## What you are asked to do:
Identify the lines that include the word "specified", then copy all of them.

## Supplied records:
----

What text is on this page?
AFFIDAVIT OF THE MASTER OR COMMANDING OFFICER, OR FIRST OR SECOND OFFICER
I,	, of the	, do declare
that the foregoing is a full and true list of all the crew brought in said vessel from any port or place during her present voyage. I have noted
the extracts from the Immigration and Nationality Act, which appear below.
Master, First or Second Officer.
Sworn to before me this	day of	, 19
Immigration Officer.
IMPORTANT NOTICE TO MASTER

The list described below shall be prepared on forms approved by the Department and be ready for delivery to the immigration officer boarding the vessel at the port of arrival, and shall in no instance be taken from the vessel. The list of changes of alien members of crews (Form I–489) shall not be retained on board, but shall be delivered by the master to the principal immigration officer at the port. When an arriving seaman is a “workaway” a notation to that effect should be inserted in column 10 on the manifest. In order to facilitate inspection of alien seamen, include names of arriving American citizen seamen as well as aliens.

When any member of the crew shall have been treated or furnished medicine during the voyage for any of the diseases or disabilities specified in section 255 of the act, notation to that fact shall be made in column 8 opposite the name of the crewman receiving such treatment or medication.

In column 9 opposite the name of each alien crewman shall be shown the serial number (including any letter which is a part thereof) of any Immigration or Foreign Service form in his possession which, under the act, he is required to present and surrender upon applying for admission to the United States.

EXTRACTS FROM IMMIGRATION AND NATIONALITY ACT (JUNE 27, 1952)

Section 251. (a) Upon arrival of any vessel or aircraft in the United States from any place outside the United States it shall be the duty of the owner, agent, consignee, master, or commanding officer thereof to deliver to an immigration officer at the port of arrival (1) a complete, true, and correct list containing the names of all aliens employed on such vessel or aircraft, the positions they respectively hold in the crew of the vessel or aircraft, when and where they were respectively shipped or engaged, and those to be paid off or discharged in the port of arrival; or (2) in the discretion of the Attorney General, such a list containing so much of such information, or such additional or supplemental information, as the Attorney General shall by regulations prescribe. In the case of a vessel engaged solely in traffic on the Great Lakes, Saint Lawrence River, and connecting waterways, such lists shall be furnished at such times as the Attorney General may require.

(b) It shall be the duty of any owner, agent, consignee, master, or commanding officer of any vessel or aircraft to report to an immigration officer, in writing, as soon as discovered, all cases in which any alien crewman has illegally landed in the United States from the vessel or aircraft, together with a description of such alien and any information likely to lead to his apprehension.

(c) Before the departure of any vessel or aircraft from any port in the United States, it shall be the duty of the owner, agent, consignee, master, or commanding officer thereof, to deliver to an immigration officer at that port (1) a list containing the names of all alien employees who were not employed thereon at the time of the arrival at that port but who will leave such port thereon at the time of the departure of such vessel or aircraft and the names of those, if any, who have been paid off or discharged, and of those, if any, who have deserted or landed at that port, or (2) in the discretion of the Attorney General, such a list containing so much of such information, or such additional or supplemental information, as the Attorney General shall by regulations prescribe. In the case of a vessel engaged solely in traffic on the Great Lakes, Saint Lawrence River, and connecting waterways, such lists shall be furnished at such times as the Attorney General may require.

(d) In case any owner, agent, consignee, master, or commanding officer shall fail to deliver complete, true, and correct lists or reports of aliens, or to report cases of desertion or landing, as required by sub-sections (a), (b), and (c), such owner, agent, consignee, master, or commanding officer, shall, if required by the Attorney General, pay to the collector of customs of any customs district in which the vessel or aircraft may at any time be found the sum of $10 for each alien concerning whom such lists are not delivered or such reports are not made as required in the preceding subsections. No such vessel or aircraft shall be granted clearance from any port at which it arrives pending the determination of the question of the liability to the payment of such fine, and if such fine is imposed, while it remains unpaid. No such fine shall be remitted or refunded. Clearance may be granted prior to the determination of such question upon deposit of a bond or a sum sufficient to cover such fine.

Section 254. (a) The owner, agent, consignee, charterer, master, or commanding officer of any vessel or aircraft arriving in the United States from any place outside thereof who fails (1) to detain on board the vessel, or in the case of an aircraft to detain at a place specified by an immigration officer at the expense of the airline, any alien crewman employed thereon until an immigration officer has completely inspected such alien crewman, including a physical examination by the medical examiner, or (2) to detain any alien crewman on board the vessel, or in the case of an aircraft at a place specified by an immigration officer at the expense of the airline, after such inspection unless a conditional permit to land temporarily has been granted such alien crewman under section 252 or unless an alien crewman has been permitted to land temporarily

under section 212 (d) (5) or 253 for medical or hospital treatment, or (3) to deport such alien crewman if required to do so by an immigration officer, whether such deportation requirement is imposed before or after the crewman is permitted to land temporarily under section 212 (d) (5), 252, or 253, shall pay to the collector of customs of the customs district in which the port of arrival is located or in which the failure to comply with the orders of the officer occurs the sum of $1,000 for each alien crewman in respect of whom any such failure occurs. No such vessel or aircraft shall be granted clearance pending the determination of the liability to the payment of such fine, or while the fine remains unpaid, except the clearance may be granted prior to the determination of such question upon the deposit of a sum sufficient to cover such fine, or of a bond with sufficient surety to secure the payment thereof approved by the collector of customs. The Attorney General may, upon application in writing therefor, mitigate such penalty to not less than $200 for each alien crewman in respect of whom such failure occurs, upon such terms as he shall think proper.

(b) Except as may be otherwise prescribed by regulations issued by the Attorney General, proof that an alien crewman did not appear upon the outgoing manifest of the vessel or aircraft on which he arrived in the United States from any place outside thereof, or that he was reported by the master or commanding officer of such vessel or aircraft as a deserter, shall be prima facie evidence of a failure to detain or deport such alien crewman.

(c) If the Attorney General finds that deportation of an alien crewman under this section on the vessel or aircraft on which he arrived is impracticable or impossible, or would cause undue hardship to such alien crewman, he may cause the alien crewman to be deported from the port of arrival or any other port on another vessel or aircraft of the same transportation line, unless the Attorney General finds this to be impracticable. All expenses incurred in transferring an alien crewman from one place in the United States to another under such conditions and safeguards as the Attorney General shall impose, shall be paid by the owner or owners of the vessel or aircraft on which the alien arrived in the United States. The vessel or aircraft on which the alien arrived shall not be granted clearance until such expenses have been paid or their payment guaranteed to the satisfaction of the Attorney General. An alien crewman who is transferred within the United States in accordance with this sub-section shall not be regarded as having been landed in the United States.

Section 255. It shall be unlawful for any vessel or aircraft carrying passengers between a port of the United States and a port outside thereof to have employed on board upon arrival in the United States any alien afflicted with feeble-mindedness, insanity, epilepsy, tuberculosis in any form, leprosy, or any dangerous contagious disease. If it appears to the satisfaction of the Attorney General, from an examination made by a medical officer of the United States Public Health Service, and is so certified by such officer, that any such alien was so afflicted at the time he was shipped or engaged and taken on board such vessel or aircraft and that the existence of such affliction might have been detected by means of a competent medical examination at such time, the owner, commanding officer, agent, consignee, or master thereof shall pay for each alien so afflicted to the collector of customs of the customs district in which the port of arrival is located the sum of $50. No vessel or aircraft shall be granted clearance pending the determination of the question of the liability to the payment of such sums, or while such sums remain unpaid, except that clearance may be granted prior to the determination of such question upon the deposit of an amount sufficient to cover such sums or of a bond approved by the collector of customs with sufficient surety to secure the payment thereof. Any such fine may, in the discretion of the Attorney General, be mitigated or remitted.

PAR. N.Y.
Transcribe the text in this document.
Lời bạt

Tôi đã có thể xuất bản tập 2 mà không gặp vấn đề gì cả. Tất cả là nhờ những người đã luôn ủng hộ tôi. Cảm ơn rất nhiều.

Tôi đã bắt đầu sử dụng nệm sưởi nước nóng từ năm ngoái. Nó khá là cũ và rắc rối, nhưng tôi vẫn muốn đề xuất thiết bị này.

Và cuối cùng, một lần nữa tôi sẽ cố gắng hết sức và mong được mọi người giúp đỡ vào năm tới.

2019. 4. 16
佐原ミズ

----

## Solved exercise:
When any member of the crew shall have been treated or furnished medicine during the voyage for any of the diseases or disabilities specified in section 255 of the act, notation to that fact shall be made in column 8 opposite the name of the crewman receiving such treatment or medication.
Section 254. (a) The owner, agent, consignee, charterer, master, or commanding officer of any vessel or aircraft arriving in the United States from any place outside thereof who fails (1) to detain on board the vessel, or in the case of an aircraft to detain at a place specified by an immigration officer at the expense of the airline, any alien crewman employed thereon until an immigration officer has completely inspected such alien crewman, including a physical examination by the medical examiner, or (2) to detain any alien crewman on board the vessel, or in the case of an aircraft at a place specified by an immigration officer at the expense of the airline, after such inspection unless a conditional permit to land temporarily has been granted such alien crewman under section 252 or unless an alien crewman has been permitted to land temporarily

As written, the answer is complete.